Pick out all lines of the entries that include the word "Canadian" and copy them.

───── Provided data ─────

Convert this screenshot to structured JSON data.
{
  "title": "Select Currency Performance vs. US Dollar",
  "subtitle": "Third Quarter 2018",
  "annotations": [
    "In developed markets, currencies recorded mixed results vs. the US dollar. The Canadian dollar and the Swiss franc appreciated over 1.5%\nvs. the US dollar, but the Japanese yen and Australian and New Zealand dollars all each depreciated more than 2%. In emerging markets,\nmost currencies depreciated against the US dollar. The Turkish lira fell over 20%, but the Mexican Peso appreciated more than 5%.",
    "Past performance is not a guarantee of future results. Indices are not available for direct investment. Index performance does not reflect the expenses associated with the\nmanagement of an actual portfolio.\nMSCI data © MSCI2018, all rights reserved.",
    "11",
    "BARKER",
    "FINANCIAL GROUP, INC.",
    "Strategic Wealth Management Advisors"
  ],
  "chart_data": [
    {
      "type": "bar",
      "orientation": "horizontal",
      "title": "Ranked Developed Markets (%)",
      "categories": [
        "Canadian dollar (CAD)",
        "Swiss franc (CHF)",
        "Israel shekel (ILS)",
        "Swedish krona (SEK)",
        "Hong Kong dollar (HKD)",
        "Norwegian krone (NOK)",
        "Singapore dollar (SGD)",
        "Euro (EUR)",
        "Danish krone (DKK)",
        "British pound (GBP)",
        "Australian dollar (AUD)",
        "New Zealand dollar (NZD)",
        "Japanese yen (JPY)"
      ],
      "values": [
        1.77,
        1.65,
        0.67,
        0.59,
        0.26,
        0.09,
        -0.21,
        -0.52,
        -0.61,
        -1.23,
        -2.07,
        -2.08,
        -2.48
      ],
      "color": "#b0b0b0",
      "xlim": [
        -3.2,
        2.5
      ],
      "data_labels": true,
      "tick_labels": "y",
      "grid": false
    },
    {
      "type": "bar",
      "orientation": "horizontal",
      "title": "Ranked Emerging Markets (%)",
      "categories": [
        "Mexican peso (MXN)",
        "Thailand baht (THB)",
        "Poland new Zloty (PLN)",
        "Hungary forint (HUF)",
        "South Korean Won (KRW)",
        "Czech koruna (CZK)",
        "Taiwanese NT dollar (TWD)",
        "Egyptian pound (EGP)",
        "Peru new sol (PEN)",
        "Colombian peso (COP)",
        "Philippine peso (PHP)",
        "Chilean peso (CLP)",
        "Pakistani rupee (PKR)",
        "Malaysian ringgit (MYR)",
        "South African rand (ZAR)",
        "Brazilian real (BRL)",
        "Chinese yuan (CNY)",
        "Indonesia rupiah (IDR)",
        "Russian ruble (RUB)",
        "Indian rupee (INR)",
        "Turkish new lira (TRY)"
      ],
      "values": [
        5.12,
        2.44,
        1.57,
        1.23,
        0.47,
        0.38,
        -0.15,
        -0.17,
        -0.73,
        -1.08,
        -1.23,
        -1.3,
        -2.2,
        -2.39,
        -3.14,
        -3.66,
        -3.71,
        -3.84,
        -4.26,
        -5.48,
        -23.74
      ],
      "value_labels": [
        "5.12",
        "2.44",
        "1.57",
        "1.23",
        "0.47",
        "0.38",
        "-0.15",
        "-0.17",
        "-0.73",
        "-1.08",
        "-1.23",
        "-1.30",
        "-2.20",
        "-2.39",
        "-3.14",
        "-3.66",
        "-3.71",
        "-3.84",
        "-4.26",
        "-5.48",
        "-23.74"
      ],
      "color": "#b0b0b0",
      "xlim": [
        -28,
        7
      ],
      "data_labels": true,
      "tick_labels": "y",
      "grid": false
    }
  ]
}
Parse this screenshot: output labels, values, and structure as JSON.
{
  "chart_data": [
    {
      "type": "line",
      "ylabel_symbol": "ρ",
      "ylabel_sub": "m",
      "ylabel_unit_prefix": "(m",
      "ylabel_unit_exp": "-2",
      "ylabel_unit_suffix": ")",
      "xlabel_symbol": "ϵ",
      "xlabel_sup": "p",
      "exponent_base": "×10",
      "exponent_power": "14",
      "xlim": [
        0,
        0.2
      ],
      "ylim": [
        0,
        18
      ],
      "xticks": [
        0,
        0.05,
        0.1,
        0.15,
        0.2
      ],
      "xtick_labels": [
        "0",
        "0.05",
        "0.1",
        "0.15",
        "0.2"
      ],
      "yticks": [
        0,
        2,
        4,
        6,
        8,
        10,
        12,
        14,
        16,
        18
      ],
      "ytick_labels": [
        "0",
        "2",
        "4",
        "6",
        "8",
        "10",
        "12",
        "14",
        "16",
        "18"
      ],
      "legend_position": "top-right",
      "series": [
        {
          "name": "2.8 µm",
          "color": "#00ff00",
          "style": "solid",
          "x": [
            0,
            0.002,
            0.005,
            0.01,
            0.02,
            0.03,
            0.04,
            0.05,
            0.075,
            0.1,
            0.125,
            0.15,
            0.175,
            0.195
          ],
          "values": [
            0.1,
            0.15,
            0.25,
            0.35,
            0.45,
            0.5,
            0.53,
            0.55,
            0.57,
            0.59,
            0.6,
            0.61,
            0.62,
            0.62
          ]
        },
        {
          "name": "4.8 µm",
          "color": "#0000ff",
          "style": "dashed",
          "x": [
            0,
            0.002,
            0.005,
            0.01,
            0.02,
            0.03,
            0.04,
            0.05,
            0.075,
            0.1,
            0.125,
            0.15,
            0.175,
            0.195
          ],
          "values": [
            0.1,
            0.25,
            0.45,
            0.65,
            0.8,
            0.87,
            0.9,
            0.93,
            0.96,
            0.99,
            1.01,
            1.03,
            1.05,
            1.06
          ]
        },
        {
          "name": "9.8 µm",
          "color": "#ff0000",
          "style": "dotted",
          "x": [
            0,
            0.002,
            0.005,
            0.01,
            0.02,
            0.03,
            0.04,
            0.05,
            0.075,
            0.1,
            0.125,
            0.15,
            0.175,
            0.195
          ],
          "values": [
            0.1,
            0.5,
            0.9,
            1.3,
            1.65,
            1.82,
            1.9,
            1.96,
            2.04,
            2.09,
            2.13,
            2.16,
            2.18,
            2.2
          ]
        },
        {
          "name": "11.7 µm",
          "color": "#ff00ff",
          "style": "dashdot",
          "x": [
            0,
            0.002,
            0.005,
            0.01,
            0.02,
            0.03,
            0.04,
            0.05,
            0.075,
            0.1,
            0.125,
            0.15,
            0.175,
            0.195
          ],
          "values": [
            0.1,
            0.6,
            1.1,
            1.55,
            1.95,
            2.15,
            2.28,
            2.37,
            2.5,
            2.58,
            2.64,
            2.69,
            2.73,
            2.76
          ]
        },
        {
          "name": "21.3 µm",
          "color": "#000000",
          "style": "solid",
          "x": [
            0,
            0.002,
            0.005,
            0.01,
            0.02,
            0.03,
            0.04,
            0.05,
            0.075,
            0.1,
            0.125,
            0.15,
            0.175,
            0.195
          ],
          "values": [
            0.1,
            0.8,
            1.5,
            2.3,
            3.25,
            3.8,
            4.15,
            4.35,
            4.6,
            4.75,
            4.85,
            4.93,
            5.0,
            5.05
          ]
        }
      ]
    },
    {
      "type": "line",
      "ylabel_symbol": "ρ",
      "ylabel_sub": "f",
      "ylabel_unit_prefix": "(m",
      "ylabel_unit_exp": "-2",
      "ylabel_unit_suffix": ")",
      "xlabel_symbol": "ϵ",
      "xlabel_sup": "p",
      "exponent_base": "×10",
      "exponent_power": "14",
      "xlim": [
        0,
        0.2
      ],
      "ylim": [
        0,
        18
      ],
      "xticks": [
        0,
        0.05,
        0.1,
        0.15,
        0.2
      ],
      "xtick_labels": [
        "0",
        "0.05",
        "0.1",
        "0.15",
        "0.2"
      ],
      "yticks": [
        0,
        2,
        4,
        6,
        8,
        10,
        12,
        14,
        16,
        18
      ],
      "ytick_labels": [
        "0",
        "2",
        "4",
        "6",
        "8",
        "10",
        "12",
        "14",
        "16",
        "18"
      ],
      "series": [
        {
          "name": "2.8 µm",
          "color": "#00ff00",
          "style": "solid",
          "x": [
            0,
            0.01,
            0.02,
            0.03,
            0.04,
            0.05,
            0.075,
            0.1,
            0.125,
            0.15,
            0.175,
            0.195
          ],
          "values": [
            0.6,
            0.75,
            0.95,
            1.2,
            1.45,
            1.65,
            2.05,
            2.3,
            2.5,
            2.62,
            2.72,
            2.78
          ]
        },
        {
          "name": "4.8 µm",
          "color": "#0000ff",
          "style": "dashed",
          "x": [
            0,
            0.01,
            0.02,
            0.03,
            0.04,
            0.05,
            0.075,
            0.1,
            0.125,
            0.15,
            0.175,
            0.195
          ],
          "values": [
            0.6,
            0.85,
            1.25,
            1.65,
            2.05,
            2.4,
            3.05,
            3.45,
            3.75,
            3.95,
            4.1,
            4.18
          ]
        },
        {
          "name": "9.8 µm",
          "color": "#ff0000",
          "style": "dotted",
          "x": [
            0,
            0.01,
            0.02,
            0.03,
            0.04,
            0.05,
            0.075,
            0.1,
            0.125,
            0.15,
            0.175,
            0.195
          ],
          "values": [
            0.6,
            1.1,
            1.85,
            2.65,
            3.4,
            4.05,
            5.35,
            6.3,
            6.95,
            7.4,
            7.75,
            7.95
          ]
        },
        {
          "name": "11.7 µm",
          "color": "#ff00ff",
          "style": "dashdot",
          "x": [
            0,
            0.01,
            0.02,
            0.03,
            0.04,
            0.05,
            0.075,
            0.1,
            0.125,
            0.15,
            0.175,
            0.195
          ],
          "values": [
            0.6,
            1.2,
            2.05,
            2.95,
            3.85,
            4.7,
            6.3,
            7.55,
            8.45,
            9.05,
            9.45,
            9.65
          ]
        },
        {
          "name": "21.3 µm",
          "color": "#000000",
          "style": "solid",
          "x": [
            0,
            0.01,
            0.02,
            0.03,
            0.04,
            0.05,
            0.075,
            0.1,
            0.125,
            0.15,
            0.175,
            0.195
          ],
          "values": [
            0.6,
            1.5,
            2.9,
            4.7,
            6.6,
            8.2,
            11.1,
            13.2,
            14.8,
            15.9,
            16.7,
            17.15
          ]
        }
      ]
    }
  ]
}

─────

### Expected output:
    "In developed markets, currencies recorded mixed results vs. the US dollar. The Canadian dollar and the Swiss franc appreciated over 1.5%\nvs. the US dollar, but the Japanese yen and Australian and New Zealand dollars all each depreciated more than 2%. In emerging markets,\nmost currencies depreciated against the US dollar. The Turkish lira fell over 20%, but the Mexican Peso appreciated more than 5%.",
        "Canadian dollar (CAD)",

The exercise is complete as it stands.